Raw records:

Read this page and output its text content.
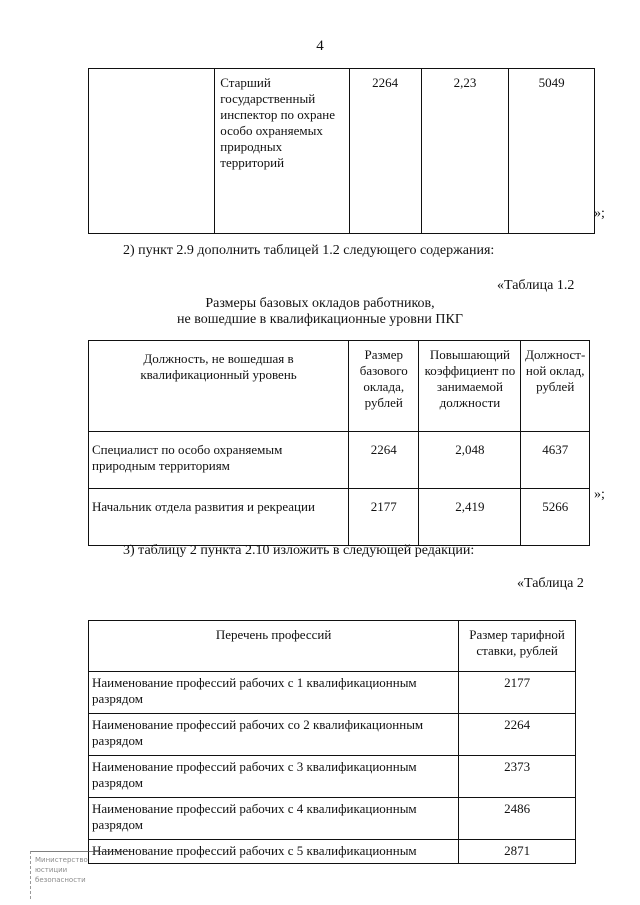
4
	Старший государственный инспектор по охране особо охраняемых природных территорий	2264	2,23	5049
»;
2) пункт 2.9 дополнить таблицей 1.2 следующего содержания:
«Таблица 1.2
Размеры базовых окладов работников,
не вошедшие в квалификационные уровни ПКГ
Должность, не вошедшая в квалификационный уровень	Размер базового оклада, рублей	Повышающий коэффициент по занимаемой должности	Должност-ной оклад, рублей
Специалист по особо охраняемым природным территориям	2264	2,048	4637
Начальник отдела развития и рекреации	2177	2,419	5266
»;
3) таблицу 2 пункта 2.10 изложить в следующей редакции:
«Таблица 2
Перечень профессий	Размер тарифной ставки, рублей
Наименование профессий рабочих с 1 квалификационным разрядом	2177
Наименование профессий рабочих со 2 квалификационным разрядом	2264
Наименование профессий рабочих с 3 квалификационным разрядом	2373
Наименование профессий рабочих с 4 квалификационным разрядом	2486
Наименование профессий рабочих с 5 квалификационным	2871
Министерство
юстиции
безопасности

**Exercise directions**
Copy every record character for character. Skip the pictures.

**Solution for this task**
Read this page and output its text content.
4
	Старший государственный инспектор по охране особо охраняемых природных территорий	2264	2,23	5049
»;
2) пункт 2.9 дополнить таблицей 1.2 следующего содержания:
«Таблица 1.2
Размеры базовых окладов работников,
не вошедшие в квалификационные уровни ПКГ
Должность, не вошедшая в квалификационный уровень	Размер базового оклада, рублей	Повышающий коэффициент по занимаемой должности	Должност-ной оклад, рублей
Специалист по особо охраняемым природным территориям	2264	2,048	4637
Начальник отдела развития и рекреации	2177	2,419	5266
»;
3) таблицу 2 пункта 2.10 изложить в следующей редакции:
«Таблица 2
Перечень профессий	Размер тарифной ставки, рублей
Наименование профессий рабочих с 1 квалификационным разрядом	2177
Наименование профессий рабочих со 2 квалификационным разрядом	2264
Наименование профессий рабочих с 3 квалификационным разрядом	2373
Наименование профессий рабочих с 4 квалификационным разрядом	2486
Наименование профессий рабочих с 5 квалификационным	2871
Министерство
юстиции
безопасности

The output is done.